- **SET EXERCISE**: From the material below, list every line containing "války".

Recorded data:
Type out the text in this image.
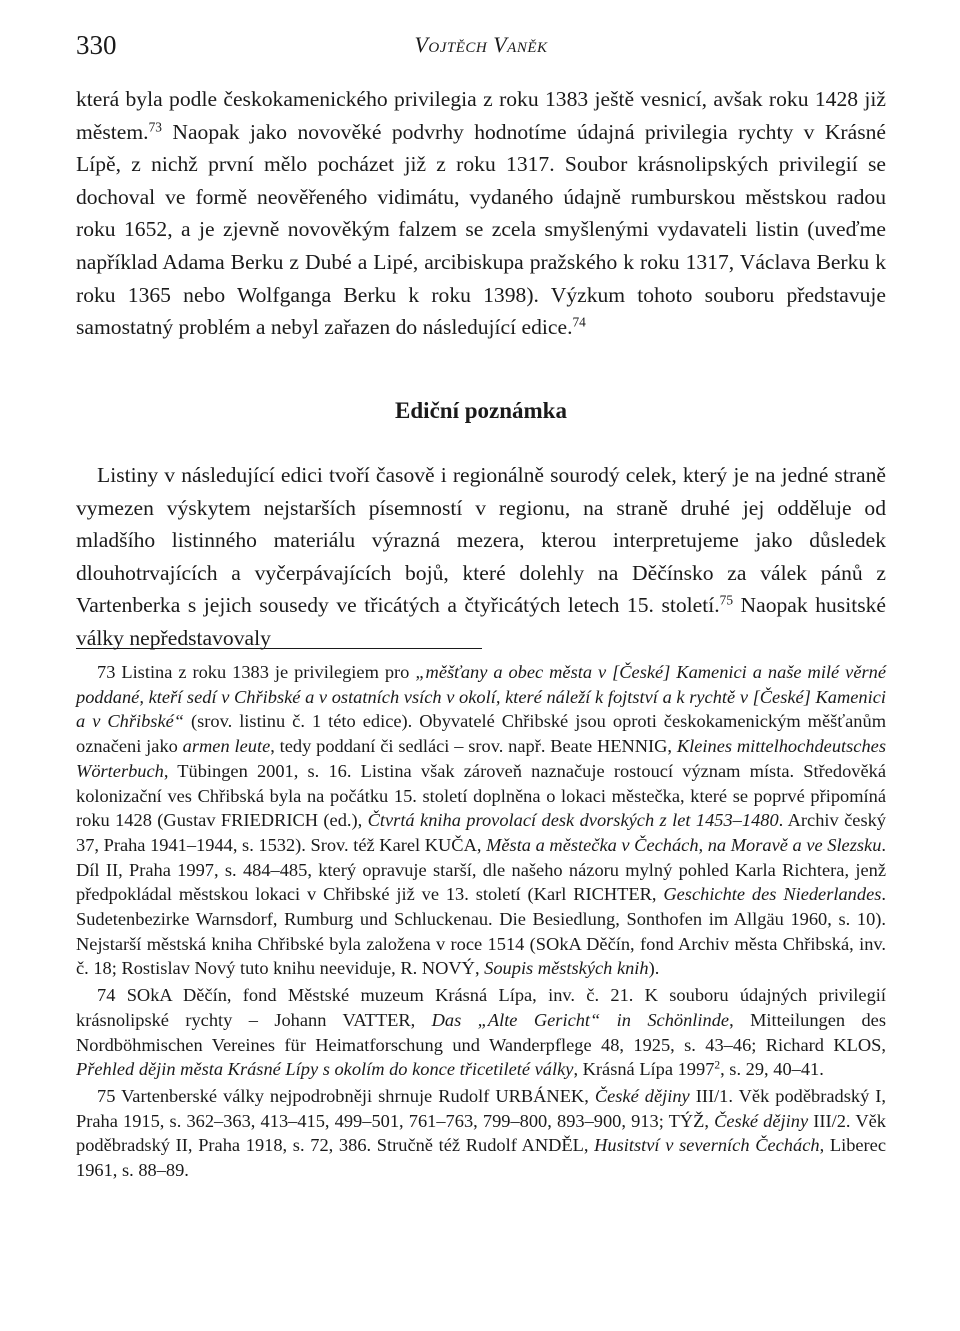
330	Vojtěch Vaněk

která byla podle českokamenického privilegia z roku 1383 ještě vesnicí, avšak roku 1428 již městem.$^{73}$ Naopak jako novověké podvrhy hodnotíme údajná privilegia rychty v Krásné Lípě, z nichž první mělo pocházet již z roku 1317. Soubor krásnolipských privilegií se dochoval ve formě neověřeného vidimátu, vydaného údajně rumburskou městskou radou roku 1652, a je zjevně novověkým falzem se zcela smyšlenými vydavateli listin (uveďme například Adama Berku z Dubé a Lipé, arcibiskupa pražského k roku 1317, Václava Berku k roku 1365 nebo Wolfganga Berku k roku 1398). Výzkum tohoto souboru představuje samostatný problém a nebyl zařazen do následující edice.$^{74}$

Ediční poznámka

Listiny v následující edici tvoří časově i regionálně sourodý celek, který je na jedné straně vymezen výskytem nejstarších písemností v regionu, na straně druhé jej odděluje od mladšího listinného materiálu výrazná mezera, kterou interpretujeme jako důsledek dlouhotrvajících a vyčerpávajících bojů, které dolehly na Děčínsko za válek pánů z Vartenberka s jejich sousedy ve třicátých a čtyřicátých letech 15. století.$^{75}$ Naopak husitské války nepředstavovaly

73 Listina z roku 1383 je privilegiem pro „měšťany a obec města v [České] Kamenici a naše milé věrné poddané, kteří sedí v Chřibské a v ostatních vsích v okolí, které náleží k fojtství a k rychtě v [České] Kamenici a v Chřibské“ (srov. listinu č. 1 této edice). Obyvatelé Chřibské jsou oproti českokamenickým měšťanům označeni jako armen leute, tedy poddaní či sedláci – srov. např. Beate HENNIG, Kleines mittelhochdeutsches Wörterbuch, Tübingen 2001, s. 16. Listina však zároveň naznačuje rostoucí význam místa. Středověká kolonizační ves Chřibská byla na počátku 15. století doplněna o lokaci městečka, které se poprvé připomíná roku 1428 (Gustav FRIEDRICH (ed.), Čtvrtá kniha provolací desk dvorských z let 1453–1480. Archiv český 37, Praha 1941–1944, s. 1532). Srov. též Karel KUČA, Města a městečka v Čechách, na Moravě a ve Slezsku. Díl II, Praha 1997, s. 484–485, který opravuje starší, dle našeho názoru mylný pohled Karla Richtera, jenž předpokládal městskou lokaci v Chřibské již ve 13. století (Karl RICHTER, Geschichte des Niederlandes. Sudetenbezirke Warnsdorf, Rumburg und Schluckenau. Die Besiedlung, Sonthofen im Allgäu 1960, s. 10). Nejstarší městská kniha Chřibské byla založena v roce 1514 (SOkA Děčín, fond Archiv města Chřibská, inv. č. 18; Rostislav Nový tuto knihu neeviduje, R. NOVÝ, Soupis městských knih).

74 SOkA Děčín, fond Městské muzeum Krásná Lípa, inv. č. 21. K souboru údajných privilegií krásnolipské rychty – Johann VATTER, Das „Alte Gericht“ in Schönlinde, Mitteilungen des Nordböhmischen Vereines für Heimatforschung und Wanderpflege 48, 1925, s. 43–46; Richard KLOS, Přehled dějin města Krásné Lípy s okolím do konce třicetileté války, Krásná Lípa 1997$^2$, s. 29, 40–41.

75 Vartenberské války nejpodrobněji shrnuje Rudolf URBÁNEK, České dějiny III/1. Věk poděbradský I, Praha 1915, s. 362–363, 413–415, 499–501, 761–763, 799–800, 893–900, 913; TÝŽ, České dějiny III/2. Věk poděbradský II, Praha 1918, s. 72, 386. Stručně též Rudolf ANDĚL, Husitství v severních Čechách, Liberec 1961, s. 88–89.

- **OUTPUT OF THE TASK**:
Listiny v následující edici tvoří časově i regionálně sourodý celek, který je na jedné straně vymezen výskytem nejstarších písemností v regionu, na straně druhé jej odděluje od mladšího listinného materiálu výrazná mezera, kterou interpretujeme jako důsledek dlouhotrvajících a vyčerpávajících bojů, které dolehly na Děčínsko za válek pánů z Vartenberka s jejich sousedy ve třicátých a čtyřicátých letech 15. století.$^{75}$ Naopak husitské války nepředstavovaly
74 SOkA Děčín, fond Městské muzeum Krásná Lípa, inv. č. 21. K souboru údajných privilegií krásnolipské rychty – Johann VATTER, Das „Alte Gericht“ in Schönlinde, Mitteilungen des Nordböhmischen Vereines für Heimatforschung und Wanderpflege 48, 1925, s. 43–46; Richard KLOS, Přehled dějin města Krásné Lípy s okolím do konce třicetileté války, Krásná Lípa 1997$^2$, s. 29, 40–41.
75 Vartenberské války nejpodrobněji shrnuje Rudolf URBÁNEK, České dějiny III/1. Věk poděbradský I, Praha 1915, s. 362–363, 413–415, 499–501, 761–763, 799–800, 893–900, 913; TÝŽ, České dějiny III/2. Věk poděbradský II, Praha 1918, s. 72, 386. Stručně též Rudolf ANDĚL, Husitství v severních Čechách, Liberec 1961, s. 88–89.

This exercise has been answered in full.